- _Descrizione del compito_:
Riscrivi il testo su Victor Schoelcher partendo da "Ma chi è Victor" e proseguendo fino a "degli Stati Uniti.", ma metti "Strasburgo" al posto di "Parigi".

- _Blocco di testo_:
——————
Ma chi è Victor Schoelcher, di cui in Italia sappiamo poco o niente?
Nasce a Parigi da una famiglia di origine alsaziana e nella vita avrebbe dovuto lavorare nella fabbrica di porcellane di proprietà di suo padre.
Tra il 1829 e il 1830 compie dei viaggi di lavoro prima in Messico, poi a Cuba e ancora nel Sud degli Stati Uniti.
E viene colpito, neanche a dirlo, dalle condizioni disumane in cui vivono gli schiavi in cui ha occasione d’imbattersi.
Al rientro in patria si mette subito in contatto con i circoli radicali parigini,rifugio delle menti progressiste del suo tempo e comincia a mettere per iscritto quanto visto, denunciandone l’abiezione.
Le pubblicazioni si susseguono.Intanto diviene amico di Victor Hugo, di Ledru Rollin, di Lamartine e di Edgar Quinet..
Nel 1833 esce la sua prima opera di ampio respiro,il cui titolo è:”De l’esclavage des noirs et de la législation coloniale”.
In questo saggio Schoelcher auspica, sul modello inglese, un’abolizione progressiva della schiavitù perché, a suo avviso, è importante che la popolazione nera abbia il tempo necessario per prepararsi culturalmente e politicamente alla conquista della propria libertà. E questo, una volta ottenuta la libertà, per non andare giustamente ad ingrossare le fila del sottoproletariato.
Nel 1842, in un saggio successivo, le sue idee però cambiano.
In “Des colonies françaises.Abolition immédiate de l’esclavage” propone invece l’abolizione immediata della schiavitù.Attirandosi naturalmente l’odio dei coloni.
Perché questo repentino cambiamento?
Perché il Nostro percepisce, antropologicamente parlando, che gli schiavi, come tutti gli uomini, sono consapevoli, lucidi e capaci di gestire la propria libertà.Il grande Hegel, nello stesso periodo storico, ad esempio, non era affatto di quest’avviso.
E poi c’è anche da parte di Schoelcher il desiderio di evitare soluzioni violente come era avvenuto ad Haiti nel 1804 con la famosa rivolta degli schiavi.
Schoelcher è per il progresso e la fratellanza universale ma vuole che siano i bianchi, e solo essi, a promuoverle. Non vuole, in breve, un nero al governo delle colonie.Anche se poi, anche su questo, ci sarà un successivo cambiamento.
Nel 1848, con la II Repubblica francese, i suoi sogni divengono realtà.
Viene nominato infatti sottosegretario di Stato per le colonie, presiede la Commissione d’abolizione della schiavitù e il governo provvisorio firma il decreto d’abolizione.
E non è finita. Successivamente è anche eletto deputato della Guadalupa e della Martinica.
Con il colpo di Stato in Francia, nel 1851, il II Impero di Napoleone III è però restìo a mettere in atto il decreto d’abolizione anche se non lo invalida.
——————
- _Dati di partenza_:
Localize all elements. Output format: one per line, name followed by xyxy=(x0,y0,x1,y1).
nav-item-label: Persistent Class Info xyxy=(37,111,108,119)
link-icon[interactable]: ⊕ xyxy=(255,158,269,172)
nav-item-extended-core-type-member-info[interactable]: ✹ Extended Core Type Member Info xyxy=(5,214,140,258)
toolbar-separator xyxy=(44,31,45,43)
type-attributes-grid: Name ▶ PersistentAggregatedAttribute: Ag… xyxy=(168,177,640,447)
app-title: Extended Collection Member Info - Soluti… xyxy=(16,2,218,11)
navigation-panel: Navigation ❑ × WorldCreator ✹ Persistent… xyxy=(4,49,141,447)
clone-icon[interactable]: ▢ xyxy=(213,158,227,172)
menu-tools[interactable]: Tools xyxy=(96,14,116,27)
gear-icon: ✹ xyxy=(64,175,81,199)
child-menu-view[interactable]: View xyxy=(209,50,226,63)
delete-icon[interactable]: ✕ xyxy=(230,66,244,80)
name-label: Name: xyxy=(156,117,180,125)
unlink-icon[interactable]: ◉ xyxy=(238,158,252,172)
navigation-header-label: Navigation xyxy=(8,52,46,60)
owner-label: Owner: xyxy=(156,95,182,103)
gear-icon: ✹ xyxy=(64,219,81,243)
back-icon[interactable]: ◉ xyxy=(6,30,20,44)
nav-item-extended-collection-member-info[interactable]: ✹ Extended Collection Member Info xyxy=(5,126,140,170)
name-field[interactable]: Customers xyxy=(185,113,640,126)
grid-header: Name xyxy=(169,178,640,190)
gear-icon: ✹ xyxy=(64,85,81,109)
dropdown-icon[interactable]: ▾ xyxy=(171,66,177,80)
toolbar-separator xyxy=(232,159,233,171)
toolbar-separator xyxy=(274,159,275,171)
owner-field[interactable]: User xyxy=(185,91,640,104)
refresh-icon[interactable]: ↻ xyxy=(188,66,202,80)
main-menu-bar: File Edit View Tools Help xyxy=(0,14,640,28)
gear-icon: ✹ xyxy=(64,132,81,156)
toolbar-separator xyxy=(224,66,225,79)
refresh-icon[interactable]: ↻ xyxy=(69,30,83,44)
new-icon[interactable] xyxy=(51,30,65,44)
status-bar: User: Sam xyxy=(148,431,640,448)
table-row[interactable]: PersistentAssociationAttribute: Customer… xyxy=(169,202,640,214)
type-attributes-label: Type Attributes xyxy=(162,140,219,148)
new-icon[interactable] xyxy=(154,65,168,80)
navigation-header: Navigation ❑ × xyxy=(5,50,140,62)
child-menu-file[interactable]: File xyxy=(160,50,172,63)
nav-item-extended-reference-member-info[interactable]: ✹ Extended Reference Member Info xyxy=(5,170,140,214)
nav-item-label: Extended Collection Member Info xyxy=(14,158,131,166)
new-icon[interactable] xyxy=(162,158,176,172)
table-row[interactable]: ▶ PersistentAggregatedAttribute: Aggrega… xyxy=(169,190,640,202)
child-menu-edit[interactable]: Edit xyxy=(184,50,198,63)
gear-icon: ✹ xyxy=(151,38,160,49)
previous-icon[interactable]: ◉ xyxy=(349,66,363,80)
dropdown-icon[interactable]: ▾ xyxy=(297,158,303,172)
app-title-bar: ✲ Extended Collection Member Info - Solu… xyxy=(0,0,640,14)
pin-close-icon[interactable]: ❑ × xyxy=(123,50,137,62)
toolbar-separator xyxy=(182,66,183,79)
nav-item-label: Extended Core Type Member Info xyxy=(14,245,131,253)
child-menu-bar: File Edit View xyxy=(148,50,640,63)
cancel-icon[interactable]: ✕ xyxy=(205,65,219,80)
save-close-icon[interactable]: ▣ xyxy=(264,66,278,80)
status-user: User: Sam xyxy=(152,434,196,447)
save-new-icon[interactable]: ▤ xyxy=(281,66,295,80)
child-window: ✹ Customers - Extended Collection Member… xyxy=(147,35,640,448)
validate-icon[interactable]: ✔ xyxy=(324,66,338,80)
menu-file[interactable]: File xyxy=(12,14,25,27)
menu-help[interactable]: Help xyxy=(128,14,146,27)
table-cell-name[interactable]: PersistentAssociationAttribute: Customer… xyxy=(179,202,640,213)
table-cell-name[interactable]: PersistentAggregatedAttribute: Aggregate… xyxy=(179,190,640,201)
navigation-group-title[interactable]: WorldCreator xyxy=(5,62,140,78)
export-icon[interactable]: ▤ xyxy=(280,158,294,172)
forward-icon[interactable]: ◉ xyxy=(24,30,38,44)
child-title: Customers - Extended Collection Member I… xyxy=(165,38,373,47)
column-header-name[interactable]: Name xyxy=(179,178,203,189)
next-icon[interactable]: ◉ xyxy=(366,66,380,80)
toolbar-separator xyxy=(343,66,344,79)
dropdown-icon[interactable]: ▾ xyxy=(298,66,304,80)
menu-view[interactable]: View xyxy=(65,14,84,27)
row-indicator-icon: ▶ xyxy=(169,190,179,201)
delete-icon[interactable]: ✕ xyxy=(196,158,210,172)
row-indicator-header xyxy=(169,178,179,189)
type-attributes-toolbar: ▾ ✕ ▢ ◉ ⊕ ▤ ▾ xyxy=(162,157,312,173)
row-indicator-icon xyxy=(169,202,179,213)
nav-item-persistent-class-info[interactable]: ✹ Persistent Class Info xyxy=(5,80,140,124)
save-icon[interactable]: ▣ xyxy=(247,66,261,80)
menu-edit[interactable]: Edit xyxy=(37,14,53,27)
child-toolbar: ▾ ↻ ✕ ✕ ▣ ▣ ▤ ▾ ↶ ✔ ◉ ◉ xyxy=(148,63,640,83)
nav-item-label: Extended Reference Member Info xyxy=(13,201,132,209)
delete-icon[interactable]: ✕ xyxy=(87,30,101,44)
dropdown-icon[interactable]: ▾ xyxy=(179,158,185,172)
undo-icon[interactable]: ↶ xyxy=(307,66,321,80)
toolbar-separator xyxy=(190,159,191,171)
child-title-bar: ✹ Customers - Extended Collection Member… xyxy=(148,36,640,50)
——————
- _Risultato dell'esercizio_:
Ma chi è Victor Schoelcher, di cui in Italia sappiamo poco o niente?
Nasce a Strasburgo da una famiglia di origine alsaziana e nella vita avrebbe dovuto lavorare nella fabbrica di porcellane di proprietà di suo padre.
Tra il 1829 e il 1830 compie dei viaggi di lavoro prima in Messico, poi a Cuba e ancora nel Sud degli Stati Uniti.